**Given problem:**
Single out the lines that include the word "subtitle". Copy them.

**Available data:**
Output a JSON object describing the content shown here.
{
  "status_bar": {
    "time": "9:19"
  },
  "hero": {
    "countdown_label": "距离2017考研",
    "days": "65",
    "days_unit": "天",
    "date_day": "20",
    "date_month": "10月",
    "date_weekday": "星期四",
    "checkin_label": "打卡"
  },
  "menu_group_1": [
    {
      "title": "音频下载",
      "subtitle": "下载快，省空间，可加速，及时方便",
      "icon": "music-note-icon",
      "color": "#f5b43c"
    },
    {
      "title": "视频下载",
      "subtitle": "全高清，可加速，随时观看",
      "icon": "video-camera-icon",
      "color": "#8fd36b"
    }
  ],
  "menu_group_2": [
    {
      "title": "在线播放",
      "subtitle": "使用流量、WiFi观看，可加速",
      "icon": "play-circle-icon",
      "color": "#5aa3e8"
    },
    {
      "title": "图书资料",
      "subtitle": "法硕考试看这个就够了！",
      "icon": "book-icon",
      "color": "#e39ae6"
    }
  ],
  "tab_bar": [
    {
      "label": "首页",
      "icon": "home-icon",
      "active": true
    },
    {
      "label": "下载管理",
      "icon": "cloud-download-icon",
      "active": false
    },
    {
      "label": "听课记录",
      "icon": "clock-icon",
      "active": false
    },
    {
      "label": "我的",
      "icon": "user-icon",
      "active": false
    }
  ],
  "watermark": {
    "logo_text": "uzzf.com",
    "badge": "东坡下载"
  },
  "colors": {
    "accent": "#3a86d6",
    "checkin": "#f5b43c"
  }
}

**Task answer:**
      "subtitle": "下载快，省空间，可加速，及时方便",
      "subtitle": "全高清，可加速，随时观看",
      "subtitle": "使用流量、WiFi观看，可加速",
      "subtitle": "法硕考试看这个就够了！",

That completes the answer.